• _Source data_
- - -
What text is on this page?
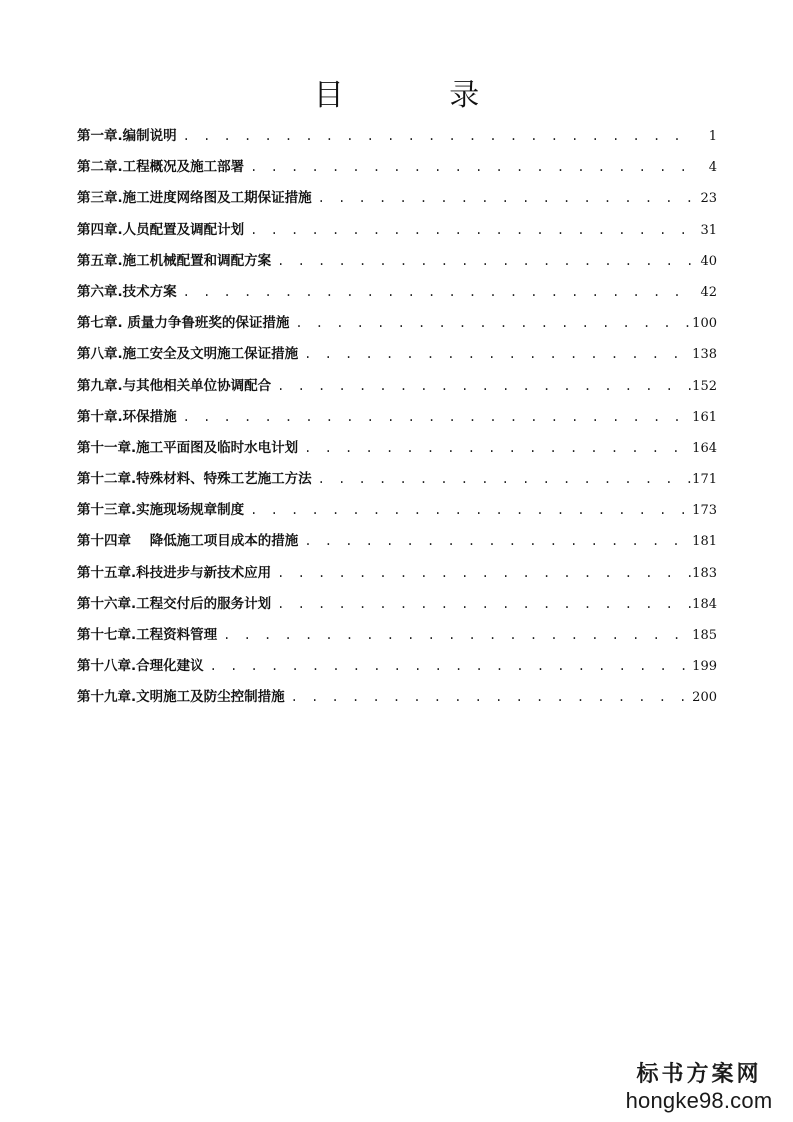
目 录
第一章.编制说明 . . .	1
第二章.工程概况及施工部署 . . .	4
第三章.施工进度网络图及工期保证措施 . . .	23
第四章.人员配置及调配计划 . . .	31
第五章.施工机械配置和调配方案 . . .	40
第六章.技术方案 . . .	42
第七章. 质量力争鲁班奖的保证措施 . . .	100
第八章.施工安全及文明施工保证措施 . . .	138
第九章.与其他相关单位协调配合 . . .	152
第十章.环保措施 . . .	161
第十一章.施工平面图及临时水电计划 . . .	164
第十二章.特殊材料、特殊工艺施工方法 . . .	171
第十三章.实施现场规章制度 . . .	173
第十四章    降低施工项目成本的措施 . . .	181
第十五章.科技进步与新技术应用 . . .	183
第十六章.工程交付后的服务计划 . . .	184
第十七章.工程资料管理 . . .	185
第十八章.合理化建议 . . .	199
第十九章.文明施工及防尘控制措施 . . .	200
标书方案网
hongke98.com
- - -
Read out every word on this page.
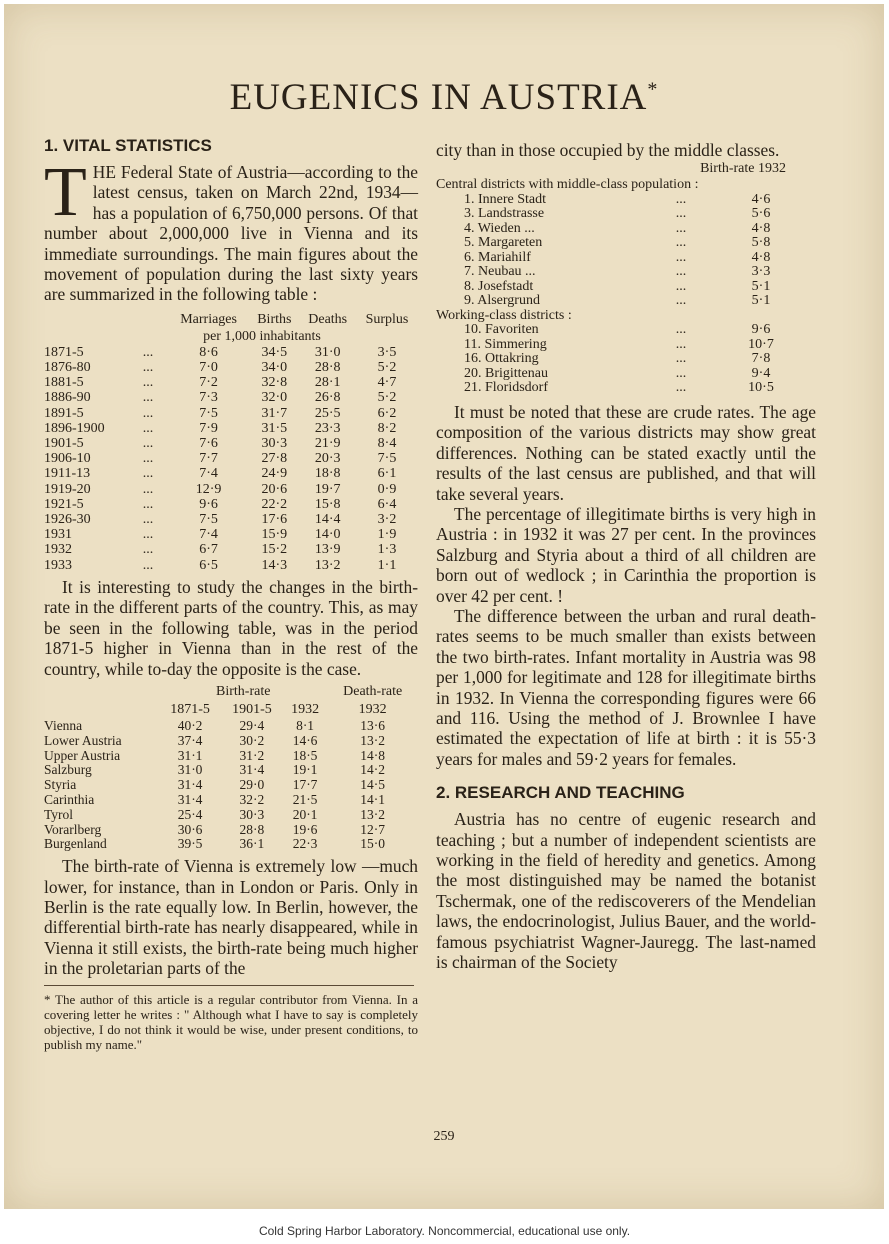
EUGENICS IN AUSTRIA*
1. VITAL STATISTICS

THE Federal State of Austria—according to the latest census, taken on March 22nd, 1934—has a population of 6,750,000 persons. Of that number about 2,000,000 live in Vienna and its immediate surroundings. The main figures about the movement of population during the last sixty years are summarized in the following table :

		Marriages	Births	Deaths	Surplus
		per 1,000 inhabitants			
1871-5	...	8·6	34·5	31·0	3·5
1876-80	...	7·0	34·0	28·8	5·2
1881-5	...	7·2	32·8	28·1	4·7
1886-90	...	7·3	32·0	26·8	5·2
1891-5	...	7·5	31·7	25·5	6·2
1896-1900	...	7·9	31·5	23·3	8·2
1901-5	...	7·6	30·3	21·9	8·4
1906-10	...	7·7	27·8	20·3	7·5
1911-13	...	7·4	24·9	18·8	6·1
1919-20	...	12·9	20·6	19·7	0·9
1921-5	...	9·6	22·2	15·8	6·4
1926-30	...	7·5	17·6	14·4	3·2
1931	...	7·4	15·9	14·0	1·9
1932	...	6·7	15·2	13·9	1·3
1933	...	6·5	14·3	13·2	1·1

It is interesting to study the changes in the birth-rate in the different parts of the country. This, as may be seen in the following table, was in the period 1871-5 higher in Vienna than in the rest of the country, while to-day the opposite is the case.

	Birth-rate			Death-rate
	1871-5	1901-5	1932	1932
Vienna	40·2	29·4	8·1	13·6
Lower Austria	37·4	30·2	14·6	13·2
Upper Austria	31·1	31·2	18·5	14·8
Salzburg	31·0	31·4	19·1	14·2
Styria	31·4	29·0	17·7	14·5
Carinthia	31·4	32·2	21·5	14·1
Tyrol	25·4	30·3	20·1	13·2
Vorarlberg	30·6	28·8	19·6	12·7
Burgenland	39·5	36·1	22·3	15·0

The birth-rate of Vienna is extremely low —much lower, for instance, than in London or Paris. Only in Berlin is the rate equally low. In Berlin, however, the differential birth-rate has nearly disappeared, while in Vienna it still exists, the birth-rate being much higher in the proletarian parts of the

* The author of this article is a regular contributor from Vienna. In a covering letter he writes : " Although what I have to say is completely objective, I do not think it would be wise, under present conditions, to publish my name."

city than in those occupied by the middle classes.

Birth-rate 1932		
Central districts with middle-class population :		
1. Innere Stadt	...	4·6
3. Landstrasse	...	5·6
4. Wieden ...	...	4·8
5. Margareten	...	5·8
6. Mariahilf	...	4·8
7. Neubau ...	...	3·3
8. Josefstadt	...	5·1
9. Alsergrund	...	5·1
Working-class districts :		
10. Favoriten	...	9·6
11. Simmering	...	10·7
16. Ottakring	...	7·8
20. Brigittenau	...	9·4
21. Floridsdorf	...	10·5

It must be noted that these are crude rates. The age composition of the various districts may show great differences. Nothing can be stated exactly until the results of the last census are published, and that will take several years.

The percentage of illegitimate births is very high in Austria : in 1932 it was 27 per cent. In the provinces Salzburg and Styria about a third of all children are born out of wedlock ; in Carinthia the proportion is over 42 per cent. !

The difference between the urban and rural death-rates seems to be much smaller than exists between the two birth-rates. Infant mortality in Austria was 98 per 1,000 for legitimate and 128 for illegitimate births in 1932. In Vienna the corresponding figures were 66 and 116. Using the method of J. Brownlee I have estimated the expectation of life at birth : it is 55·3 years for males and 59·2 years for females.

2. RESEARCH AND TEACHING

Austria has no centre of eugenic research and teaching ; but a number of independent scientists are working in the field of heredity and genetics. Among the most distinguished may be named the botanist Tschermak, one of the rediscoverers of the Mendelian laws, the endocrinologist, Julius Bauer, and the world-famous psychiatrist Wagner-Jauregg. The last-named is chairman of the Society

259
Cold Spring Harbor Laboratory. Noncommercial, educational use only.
- - -
• _INSTRUCTION_
Above are the entries; count how many of their lines contain the word "middle" and give only that number.

• _WRITTEN REPLY_
2